Return all of the data exactly as given.

- Input data
○ ○ ○ ○ ○ ○ ○

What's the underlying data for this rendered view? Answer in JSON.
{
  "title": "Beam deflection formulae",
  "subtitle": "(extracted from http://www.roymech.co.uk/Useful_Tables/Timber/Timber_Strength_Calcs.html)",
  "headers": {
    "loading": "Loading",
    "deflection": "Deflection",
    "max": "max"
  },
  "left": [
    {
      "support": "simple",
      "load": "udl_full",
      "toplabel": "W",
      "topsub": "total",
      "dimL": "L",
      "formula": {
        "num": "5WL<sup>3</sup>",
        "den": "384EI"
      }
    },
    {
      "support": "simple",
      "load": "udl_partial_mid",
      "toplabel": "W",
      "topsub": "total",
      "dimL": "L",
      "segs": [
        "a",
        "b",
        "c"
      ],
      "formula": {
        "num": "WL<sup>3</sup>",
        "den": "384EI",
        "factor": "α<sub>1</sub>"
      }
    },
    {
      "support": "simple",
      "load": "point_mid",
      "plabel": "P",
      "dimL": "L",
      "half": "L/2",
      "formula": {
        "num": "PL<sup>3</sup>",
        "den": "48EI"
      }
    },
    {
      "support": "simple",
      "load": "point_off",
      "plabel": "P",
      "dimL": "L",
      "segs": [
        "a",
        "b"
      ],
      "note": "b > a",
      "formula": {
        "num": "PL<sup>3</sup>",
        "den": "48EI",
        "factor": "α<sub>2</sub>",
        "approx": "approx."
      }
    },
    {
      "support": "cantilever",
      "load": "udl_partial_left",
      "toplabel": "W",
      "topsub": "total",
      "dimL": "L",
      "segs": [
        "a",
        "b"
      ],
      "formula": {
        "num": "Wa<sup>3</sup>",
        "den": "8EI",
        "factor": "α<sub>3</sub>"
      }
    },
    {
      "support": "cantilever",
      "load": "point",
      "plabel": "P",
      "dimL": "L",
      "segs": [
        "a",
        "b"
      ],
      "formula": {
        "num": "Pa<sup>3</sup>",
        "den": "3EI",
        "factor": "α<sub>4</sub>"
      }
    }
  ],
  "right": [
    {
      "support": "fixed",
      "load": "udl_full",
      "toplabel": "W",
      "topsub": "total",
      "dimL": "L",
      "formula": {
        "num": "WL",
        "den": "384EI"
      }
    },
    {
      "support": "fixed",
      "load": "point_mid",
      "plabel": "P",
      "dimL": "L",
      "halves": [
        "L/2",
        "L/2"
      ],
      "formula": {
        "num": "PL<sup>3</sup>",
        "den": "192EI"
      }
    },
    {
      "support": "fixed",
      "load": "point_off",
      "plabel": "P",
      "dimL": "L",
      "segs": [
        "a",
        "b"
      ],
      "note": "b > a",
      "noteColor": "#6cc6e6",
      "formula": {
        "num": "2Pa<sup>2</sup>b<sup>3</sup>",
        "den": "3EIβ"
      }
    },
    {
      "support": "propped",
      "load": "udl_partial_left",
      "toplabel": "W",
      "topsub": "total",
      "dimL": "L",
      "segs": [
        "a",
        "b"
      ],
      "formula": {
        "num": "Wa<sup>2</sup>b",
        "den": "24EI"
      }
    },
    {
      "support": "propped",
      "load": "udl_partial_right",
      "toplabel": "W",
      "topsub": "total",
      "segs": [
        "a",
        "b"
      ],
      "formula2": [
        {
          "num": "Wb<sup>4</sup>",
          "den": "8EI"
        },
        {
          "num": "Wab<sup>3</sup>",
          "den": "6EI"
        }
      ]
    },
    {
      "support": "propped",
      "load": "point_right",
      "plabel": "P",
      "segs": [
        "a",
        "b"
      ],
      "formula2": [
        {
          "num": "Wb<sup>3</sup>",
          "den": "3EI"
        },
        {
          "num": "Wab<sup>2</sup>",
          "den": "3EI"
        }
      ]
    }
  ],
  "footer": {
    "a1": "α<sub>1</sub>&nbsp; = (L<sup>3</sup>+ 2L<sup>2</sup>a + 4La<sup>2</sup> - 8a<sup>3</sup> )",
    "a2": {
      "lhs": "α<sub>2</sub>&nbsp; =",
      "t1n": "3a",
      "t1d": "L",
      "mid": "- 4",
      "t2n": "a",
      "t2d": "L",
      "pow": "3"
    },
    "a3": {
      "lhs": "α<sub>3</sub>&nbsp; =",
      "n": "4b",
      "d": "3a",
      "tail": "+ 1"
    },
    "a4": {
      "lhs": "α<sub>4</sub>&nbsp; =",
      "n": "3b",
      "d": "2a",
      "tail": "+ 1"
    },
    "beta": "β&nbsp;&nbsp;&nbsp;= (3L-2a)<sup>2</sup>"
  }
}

○ ○ ○ ○ ○ ○ ○

- Answer for this exercise
What's the underlying data for this rendered view? Answer in JSON.
{
  "title": "Beam deflection formulae",
  "subtitle": "(extracted from http://www.roymech.co.uk/Useful_Tables/Timber/Timber_Strength_Calcs.html)",
  "headers": {
    "loading": "Loading",
    "deflection": "Deflection",
    "max": "max"
  },
  "left": [
    {
      "support": "simple",
      "load": "udl_full",
      "toplabel": "W",
      "topsub": "total",
      "dimL": "L",
      "formula": {
        "num": "5WL<sup>3</sup>",
        "den": "384EI"
      }
    },
    {
      "support": "simple",
      "load": "udl_partial_mid",
      "toplabel": "W",
      "topsub": "total",
      "dimL": "L",
      "segs": [
        "a",
        "b",
        "c"
      ],
      "formula": {
        "num": "WL<sup>3</sup>",
        "den": "384EI",
        "factor": "α<sub>1</sub>"
      }
    },
    {
      "support": "simple",
      "load": "point_mid",
      "plabel": "P",
      "dimL": "L",
      "half": "L/2",
      "formula": {
        "num": "PL<sup>3</sup>",
        "den": "48EI"
      }
    },
    {
      "support": "simple",
      "load": "point_off",
      "plabel": "P",
      "dimL": "L",
      "segs": [
        "a",
        "b"
      ],
      "note": "b > a",
      "formula": {
        "num": "PL<sup>3</sup>",
        "den": "48EI",
        "factor": "α<sub>2</sub>",
        "approx": "approx."
      }
    },
    {
      "support": "cantilever",
      "load": "udl_partial_left",
      "toplabel": "W",
      "topsub": "total",
      "dimL": "L",
      "segs": [
        "a",
        "b"
      ],
      "formula": {
        "num": "Wa<sup>3</sup>",
        "den": "8EI",
        "factor": "α<sub>3</sub>"
      }
    },
    {
      "support": "cantilever",
      "load": "point",
      "plabel": "P",
      "dimL": "L",
      "segs": [
        "a",
        "b"
      ],
      "formula": {
        "num": "Pa<sup>3</sup>",
        "den": "3EI",
        "factor": "α<sub>4</sub>"
      }
    }
  ],
  "right": [
    {
      "support": "fixed",
      "load": "udl_full",
      "toplabel": "W",
      "topsub": "total",
      "dimL": "L",
      "formula": {
        "num": "WL",
        "den": "384EI"
      }
    },
    {
      "support": "fixed",
      "load": "point_mid",
      "plabel": "P",
      "dimL": "L",
      "halves": [
        "L/2",
        "L/2"
      ],
      "formula": {
        "num": "PL<sup>3</sup>",
        "den": "192EI"
      }
    },
    {
      "support": "fixed",
      "load": "point_off",
      "plabel": "P",
      "dimL": "L",
      "segs": [
        "a",
        "b"
      ],
      "note": "b > a",
      "noteColor": "#6cc6e6",
      "formula": {
        "num": "2Pa<sup>2</sup>b<sup>3</sup>",
        "den": "3EIβ"
      }
    },
    {
      "support": "propped",
      "load": "udl_partial_left",
      "toplabel": "W",
      "topsub": "total",
      "dimL": "L",
      "segs": [
        "a",
        "b"
      ],
      "formula": {
        "num": "Wa<sup>2</sup>b",
        "den": "24EI"
      }
    },
    {
      "support": "propped",
      "load": "udl_partial_right",
      "toplabel": "W",
      "topsub": "total",
      "segs": [
        "a",
        "b"
      ],
      "formula2": [
        {
          "num": "Wb<sup>4</sup>",
          "den": "8EI"
        },
        {
          "num": "Wab<sup>3</sup>",
          "den": "6EI"
        }
      ]
    },
    {
      "support": "propped",
      "load": "point_right",
      "plabel": "P",
      "segs": [
        "a",
        "b"
      ],
      "formula2": [
        {
          "num": "Wb<sup>3</sup>",
          "den": "3EI"
        },
        {
          "num": "Wab<sup>2</sup>",
          "den": "3EI"
        }
      ]
    }
  ],
  "footer": {
    "a1": "α<sub>1</sub>&nbsp; = (L<sup>3</sup>+ 2L<sup>2</sup>a + 4La<sup>2</sup> - 8a<sup>3</sup> )",
    "a2": {
      "lhs": "α<sub>2</sub>&nbsp; =",
      "t1n": "3a",
      "t1d": "L",
      "mid": "- 4",
      "t2n": "a",
      "t2d": "L",
      "pow": "3"
    },
    "a3": {
      "lhs": "α<sub>3</sub>&nbsp; =",
      "n": "4b",
      "d": "3a",
      "tail": "+ 1"
    },
    "a4": {
      "lhs": "α<sub>4</sub>&nbsp; =",
      "n": "3b",
      "d": "2a",
      "tail": "+ 1"
    },
    "beta": "β&nbsp;&nbsp;&nbsp;= (3L-2a)<sup>2</sup>"
  }
}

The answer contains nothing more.